_Description of the task_. In the records that follow, locate every line with "انسان" and extract it.

_Raw records_.
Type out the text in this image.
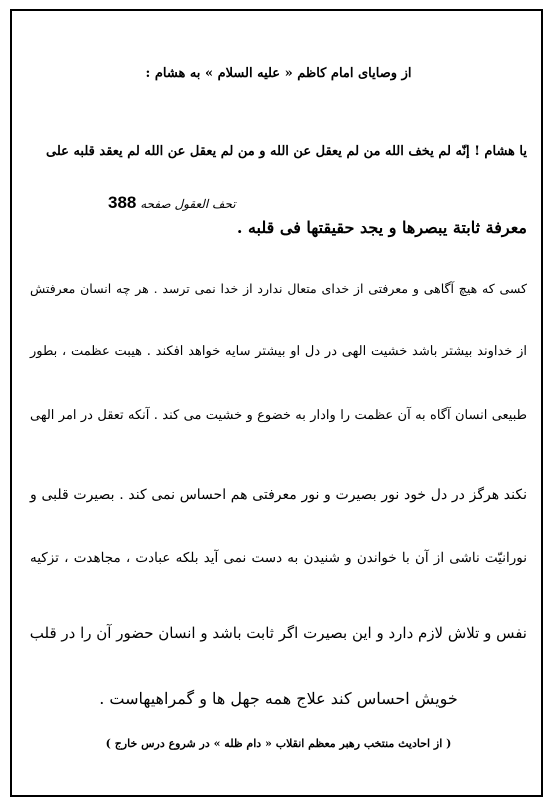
از وصایای امام کاظم « علیه السلام » به هشام :
یا هشام ! إنّه لم یخف الله من لم یعقل عن الله و من لم یعقل عن الله لم یعقد قلبه علی
معرفة ثابتة یبصرها و یجد حقیقتها فی قلبه .
تحف العقول صفحه 388
کسی که هیچ آگاهی و معرفتی از خدای متعال ندارد از خدا نمی ترسد . هر چه انسان معرفتش
از خداوند بیشتر باشد خشیت الهی در دل او بیشتر سایه خواهد افکند . هیبت عظمت ، بطور
طبیعی انسان آگاه به آن عظمت را وادار به خضوع و خشیت می کند . آنکه تعقل در امر الهی
نکند هرگز در دل خود نور بصیرت و نور معرفتی هم احساس نمی کند . بصیرت قلبی و
نورانیّت ناشی از آن با خواندن و شنیدن به دست نمی آید بلکه عبادت ، مجاهدت ، تزکیه
نفس و تلاش لازم دارد و این بصیرت اگر ثابت باشد و انسان حضور آن را در قلب
خویش احساس کند علاج همه جهل ها و گمراهیهاست .
( از احادیث منتخب رهبر معظم انقلاب « دام ظله » در شروع درس خارج )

_The solution_.
کسی که هیچ آگاهی و معرفتی از خدای متعال ندارد از خدا نمی ترسد . هر چه انسان معرفتش
طبیعی انسان آگاه به آن عظمت را وادار به خضوع و خشیت می کند . آنکه تعقل در امر الهی
نفس و تلاش لازم دارد و این بصیرت اگر ثابت باشد و انسان حضور آن را در قلب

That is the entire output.